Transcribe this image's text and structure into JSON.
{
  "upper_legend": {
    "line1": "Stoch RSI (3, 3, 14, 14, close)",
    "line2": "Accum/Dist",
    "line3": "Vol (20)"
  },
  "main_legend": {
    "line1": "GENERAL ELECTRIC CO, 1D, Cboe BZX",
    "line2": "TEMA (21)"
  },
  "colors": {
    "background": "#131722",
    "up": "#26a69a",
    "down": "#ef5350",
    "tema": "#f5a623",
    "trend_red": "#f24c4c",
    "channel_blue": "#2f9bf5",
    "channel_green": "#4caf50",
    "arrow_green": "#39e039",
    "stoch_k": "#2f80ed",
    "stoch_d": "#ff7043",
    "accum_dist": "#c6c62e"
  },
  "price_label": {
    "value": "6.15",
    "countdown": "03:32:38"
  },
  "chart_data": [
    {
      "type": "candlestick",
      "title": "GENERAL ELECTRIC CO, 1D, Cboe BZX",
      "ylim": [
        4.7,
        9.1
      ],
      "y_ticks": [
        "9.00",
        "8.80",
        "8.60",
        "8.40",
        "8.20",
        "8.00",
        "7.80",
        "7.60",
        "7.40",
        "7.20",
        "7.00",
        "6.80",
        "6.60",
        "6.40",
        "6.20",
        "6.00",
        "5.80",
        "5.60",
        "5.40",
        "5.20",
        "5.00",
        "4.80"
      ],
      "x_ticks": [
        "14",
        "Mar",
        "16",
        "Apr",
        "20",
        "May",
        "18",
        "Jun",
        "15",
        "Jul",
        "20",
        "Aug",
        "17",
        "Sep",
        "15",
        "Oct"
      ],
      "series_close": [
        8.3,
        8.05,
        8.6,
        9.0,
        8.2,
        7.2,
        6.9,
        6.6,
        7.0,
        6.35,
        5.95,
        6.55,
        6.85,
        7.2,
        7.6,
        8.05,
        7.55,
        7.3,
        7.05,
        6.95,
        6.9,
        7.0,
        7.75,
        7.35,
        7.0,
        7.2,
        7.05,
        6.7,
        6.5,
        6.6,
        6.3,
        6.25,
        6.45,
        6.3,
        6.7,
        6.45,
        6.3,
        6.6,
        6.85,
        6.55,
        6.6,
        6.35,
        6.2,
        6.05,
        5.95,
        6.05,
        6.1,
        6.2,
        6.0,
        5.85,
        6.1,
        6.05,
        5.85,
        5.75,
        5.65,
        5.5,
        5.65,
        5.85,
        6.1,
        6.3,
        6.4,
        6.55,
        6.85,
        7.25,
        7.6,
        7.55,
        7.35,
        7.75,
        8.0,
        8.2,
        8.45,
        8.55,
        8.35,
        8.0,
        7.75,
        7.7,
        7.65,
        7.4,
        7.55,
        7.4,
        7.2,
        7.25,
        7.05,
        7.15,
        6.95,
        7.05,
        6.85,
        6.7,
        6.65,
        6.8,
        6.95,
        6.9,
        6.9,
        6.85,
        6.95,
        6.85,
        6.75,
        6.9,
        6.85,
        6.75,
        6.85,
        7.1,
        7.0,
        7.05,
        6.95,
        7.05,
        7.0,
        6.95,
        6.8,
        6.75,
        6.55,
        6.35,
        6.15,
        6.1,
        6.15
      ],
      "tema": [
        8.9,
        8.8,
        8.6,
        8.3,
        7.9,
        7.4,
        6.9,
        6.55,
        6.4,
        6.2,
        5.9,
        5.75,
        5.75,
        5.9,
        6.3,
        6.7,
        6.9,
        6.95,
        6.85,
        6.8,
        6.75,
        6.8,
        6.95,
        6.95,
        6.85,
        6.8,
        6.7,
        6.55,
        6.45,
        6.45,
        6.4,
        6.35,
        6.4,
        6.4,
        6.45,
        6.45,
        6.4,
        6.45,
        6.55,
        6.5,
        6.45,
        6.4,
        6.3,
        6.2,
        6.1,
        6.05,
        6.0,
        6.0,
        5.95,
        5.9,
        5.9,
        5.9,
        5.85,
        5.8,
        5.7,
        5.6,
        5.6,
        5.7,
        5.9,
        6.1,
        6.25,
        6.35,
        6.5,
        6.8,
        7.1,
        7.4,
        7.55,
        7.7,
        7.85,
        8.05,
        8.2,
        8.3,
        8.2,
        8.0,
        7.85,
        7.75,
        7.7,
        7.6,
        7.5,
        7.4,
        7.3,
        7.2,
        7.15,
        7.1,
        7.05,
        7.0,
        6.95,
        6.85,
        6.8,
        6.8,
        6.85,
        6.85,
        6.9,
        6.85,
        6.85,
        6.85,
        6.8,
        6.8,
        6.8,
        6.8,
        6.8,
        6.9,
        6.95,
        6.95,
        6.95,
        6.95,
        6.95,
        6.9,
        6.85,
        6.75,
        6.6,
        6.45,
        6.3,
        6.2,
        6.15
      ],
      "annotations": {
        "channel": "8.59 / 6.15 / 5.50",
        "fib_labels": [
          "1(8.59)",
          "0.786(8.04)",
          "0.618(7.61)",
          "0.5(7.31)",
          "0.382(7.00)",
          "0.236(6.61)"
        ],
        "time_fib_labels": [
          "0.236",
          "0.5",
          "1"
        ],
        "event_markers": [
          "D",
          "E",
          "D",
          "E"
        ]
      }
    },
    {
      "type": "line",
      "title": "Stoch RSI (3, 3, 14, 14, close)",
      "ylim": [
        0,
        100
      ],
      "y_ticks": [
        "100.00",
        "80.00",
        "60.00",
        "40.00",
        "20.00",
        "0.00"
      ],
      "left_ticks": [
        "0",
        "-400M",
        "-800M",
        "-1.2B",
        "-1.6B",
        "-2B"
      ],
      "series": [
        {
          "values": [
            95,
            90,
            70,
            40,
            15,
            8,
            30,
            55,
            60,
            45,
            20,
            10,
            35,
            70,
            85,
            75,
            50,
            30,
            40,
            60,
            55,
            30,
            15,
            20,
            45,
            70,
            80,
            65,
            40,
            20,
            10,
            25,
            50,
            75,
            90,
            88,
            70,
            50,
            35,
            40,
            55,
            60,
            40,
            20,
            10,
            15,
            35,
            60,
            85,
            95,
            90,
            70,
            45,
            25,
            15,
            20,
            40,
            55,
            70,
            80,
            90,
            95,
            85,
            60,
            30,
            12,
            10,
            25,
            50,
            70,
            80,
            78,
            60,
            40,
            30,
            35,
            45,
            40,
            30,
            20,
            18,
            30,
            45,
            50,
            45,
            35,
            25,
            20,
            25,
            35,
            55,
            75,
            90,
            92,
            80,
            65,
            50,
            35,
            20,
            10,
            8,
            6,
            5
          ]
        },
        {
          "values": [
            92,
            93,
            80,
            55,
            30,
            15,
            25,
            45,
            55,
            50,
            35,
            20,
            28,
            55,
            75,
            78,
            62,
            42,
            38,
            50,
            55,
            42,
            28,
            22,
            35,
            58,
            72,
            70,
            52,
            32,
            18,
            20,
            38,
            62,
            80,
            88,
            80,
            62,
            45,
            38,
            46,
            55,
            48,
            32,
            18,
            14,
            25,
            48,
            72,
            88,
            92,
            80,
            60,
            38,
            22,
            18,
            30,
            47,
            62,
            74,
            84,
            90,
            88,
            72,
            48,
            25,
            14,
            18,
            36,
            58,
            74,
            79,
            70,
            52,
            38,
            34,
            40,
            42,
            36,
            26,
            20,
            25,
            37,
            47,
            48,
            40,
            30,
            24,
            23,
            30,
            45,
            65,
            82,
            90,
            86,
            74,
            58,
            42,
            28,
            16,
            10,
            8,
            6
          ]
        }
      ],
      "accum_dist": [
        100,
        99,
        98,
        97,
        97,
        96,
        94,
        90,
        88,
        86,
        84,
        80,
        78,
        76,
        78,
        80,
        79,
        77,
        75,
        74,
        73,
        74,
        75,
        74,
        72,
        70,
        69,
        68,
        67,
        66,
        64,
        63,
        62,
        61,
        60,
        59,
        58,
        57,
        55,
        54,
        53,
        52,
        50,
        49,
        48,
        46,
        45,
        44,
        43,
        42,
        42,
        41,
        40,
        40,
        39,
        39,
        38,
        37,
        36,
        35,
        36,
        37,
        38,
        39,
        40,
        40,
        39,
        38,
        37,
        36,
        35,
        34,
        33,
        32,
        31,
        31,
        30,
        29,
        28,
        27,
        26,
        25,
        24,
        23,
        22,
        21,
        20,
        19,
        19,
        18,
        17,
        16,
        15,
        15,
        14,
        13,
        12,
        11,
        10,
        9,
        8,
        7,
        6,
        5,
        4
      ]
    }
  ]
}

● **What is expected**
Pick out all lines containing the string "ELECTRIC".

● **Correct response**
    "line1": "GENERAL ELECTRIC CO, 1D, Cboe BZX",
      "title": "GENERAL ELECTRIC CO, 1D, Cboe BZX",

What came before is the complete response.